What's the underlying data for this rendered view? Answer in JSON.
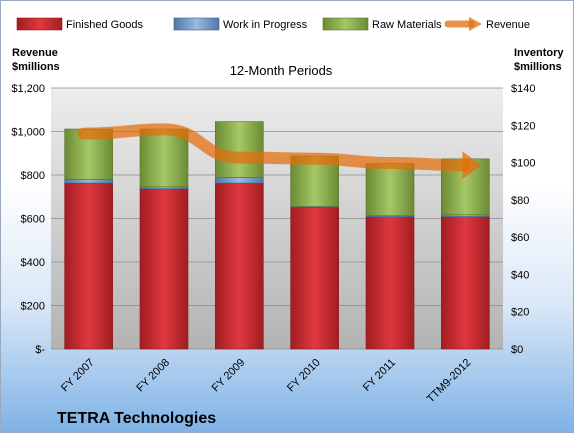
{
  "chart_data": {
    "type": "bar",
    "subtitle": "12-Month Periods",
    "company": "TETRA Technologies",
    "left_axis_title": [
      "Revenue",
      "$millions"
    ],
    "right_axis_title": [
      "Inventory",
      "$millions"
    ],
    "categories": [
      "FY 2007",
      "FY 2008",
      "FY 2009",
      "FY 2010",
      "FY 2011",
      "TTM9-2012"
    ],
    "stacked_series": [
      {
        "name": "Finished Goods",
        "color": "#c0272d",
        "values": [
          89,
          86,
          89,
          76,
          71,
          71
        ]
      },
      {
        "name": "Work in Progress",
        "color": "#4f81bd",
        "values": [
          2,
          1,
          3,
          0.5,
          0.5,
          1
        ]
      },
      {
        "name": "Raw Materials",
        "color": "#77933c",
        "values": [
          27,
          31,
          30,
          27,
          28,
          30
        ]
      }
    ],
    "line_series": {
      "name": "Revenue",
      "color": "#e46c0a",
      "values": [
        990,
        1010,
        880,
        875,
        855,
        845
      ]
    },
    "left_axis": {
      "min": 0,
      "max": 1200,
      "step": 200,
      "ticks": [
        "$-",
        "$200",
        "$400",
        "$600",
        "$800",
        "$1,000",
        "$1,200"
      ]
    },
    "right_axis": {
      "min": 0,
      "max": 140,
      "step": 20,
      "ticks": [
        "$0",
        "$20",
        "$40",
        "$60",
        "$80",
        "$100",
        "$120",
        "$140"
      ]
    },
    "legend_position": "top",
    "grid": true
  }
}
______________________________
# [WRITTEN INSTRUCTION]
A faithful copy of the records above is needed, with the pictures left out.

# [OUTPUT FOR THIS TASK]
What's the underlying data for this rendered view? Answer in JSON.
{
  "chart_data": {
    "type": "bar",
    "subtitle": "12-Month Periods",
    "company": "TETRA Technologies",
    "left_axis_title": [
      "Revenue",
      "$millions"
    ],
    "right_axis_title": [
      "Inventory",
      "$millions"
    ],
    "categories": [
      "FY 2007",
      "FY 2008",
      "FY 2009",
      "FY 2010",
      "FY 2011",
      "TTM9-2012"
    ],
    "stacked_series": [
      {
        "name": "Finished Goods",
        "color": "#c0272d",
        "values": [
          89,
          86,
          89,
          76,
          71,
          71
        ]
      },
      {
        "name": "Work in Progress",
        "color": "#4f81bd",
        "values": [
          2,
          1,
          3,
          0.5,
          0.5,
          1
        ]
      },
      {
        "name": "Raw Materials",
        "color": "#77933c",
        "values": [
          27,
          31,
          30,
          27,
          28,
          30
        ]
      }
    ],
    "line_series": {
      "name": "Revenue",
      "color": "#e46c0a",
      "values": [
        990,
        1010,
        880,
        875,
        855,
        845
      ]
    },
    "left_axis": {
      "min": 0,
      "max": 1200,
      "step": 200,
      "ticks": [
        "$-",
        "$200",
        "$400",
        "$600",
        "$800",
        "$1,000",
        "$1,200"
      ]
    },
    "right_axis": {
      "min": 0,
      "max": 140,
      "step": 20,
      "ticks": [
        "$0",
        "$20",
        "$40",
        "$60",
        "$80",
        "$100",
        "$120",
        "$140"
      ]
    },
    "legend_position": "top",
    "grid": true
  }
}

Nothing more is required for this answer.